WHAT YOU NEED TO DO> Output all of the records exactly as written.

EXERCISE INPUTS>

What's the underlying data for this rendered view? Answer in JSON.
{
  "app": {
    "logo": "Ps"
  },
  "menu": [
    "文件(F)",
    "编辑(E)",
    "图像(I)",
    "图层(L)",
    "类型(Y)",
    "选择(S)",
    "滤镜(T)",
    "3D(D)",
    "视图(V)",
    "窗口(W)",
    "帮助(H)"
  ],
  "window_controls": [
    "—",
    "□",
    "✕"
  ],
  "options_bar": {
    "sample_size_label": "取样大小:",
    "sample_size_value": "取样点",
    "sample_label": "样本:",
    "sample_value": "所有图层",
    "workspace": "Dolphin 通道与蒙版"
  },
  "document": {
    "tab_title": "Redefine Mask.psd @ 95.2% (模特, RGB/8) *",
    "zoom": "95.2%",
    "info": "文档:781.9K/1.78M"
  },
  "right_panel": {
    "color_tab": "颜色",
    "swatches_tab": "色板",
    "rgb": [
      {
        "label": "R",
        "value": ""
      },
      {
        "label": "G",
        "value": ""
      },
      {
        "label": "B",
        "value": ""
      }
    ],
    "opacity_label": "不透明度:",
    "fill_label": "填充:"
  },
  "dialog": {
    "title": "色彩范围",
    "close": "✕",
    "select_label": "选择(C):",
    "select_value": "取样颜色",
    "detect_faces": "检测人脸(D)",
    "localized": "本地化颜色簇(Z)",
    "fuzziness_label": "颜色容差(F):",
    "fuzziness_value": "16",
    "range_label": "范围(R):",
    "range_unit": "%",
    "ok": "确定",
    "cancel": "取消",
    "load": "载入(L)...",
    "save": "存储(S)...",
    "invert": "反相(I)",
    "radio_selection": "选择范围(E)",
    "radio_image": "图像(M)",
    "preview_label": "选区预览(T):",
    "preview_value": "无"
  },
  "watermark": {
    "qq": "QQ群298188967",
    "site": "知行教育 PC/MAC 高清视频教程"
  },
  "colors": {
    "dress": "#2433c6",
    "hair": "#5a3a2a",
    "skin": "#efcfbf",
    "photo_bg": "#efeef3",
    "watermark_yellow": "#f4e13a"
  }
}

PROBLEM SOLUTION>
What's the underlying data for this rendered view? Answer in JSON.
{
  "app": {
    "logo": "Ps"
  },
  "menu": [
    "文件(F)",
    "编辑(E)",
    "图像(I)",
    "图层(L)",
    "类型(Y)",
    "选择(S)",
    "滤镜(T)",
    "3D(D)",
    "视图(V)",
    "窗口(W)",
    "帮助(H)"
  ],
  "window_controls": [
    "—",
    "□",
    "✕"
  ],
  "options_bar": {
    "sample_size_label": "取样大小:",
    "sample_size_value": "取样点",
    "sample_label": "样本:",
    "sample_value": "所有图层",
    "workspace": "Dolphin 通道与蒙版"
  },
  "document": {
    "tab_title": "Redefine Mask.psd @ 95.2% (模特, RGB/8) *",
    "zoom": "95.2%",
    "info": "文档:781.9K/1.78M"
  },
  "right_panel": {
    "color_tab": "颜色",
    "swatches_tab": "色板",
    "rgb": [
      {
        "label": "R",
        "value": ""
      },
      {
        "label": "G",
        "value": ""
      },
      {
        "label": "B",
        "value": ""
      }
    ],
    "opacity_label": "不透明度:",
    "fill_label": "填充:"
  },
  "dialog": {
    "title": "色彩范围",
    "close": "✕",
    "select_label": "选择(C):",
    "select_value": "取样颜色",
    "detect_faces": "检测人脸(D)",
    "localized": "本地化颜色簇(Z)",
    "fuzziness_label": "颜色容差(F):",
    "fuzziness_value": "16",
    "range_label": "范围(R):",
    "range_unit": "%",
    "ok": "确定",
    "cancel": "取消",
    "load": "载入(L)...",
    "save": "存储(S)...",
    "invert": "反相(I)",
    "radio_selection": "选择范围(E)",
    "radio_image": "图像(M)",
    "preview_label": "选区预览(T):",
    "preview_value": "无"
  },
  "watermark": {
    "qq": "QQ群298188967",
    "site": "知行教育 PC/MAC 高清视频教程"
  },
  "colors": {
    "dress": "#2433c6",
    "hair": "#5a3a2a",
    "skin": "#efcfbf",
    "photo_bg": "#efeef3",
    "watermark_yellow": "#f4e13a"
  }
}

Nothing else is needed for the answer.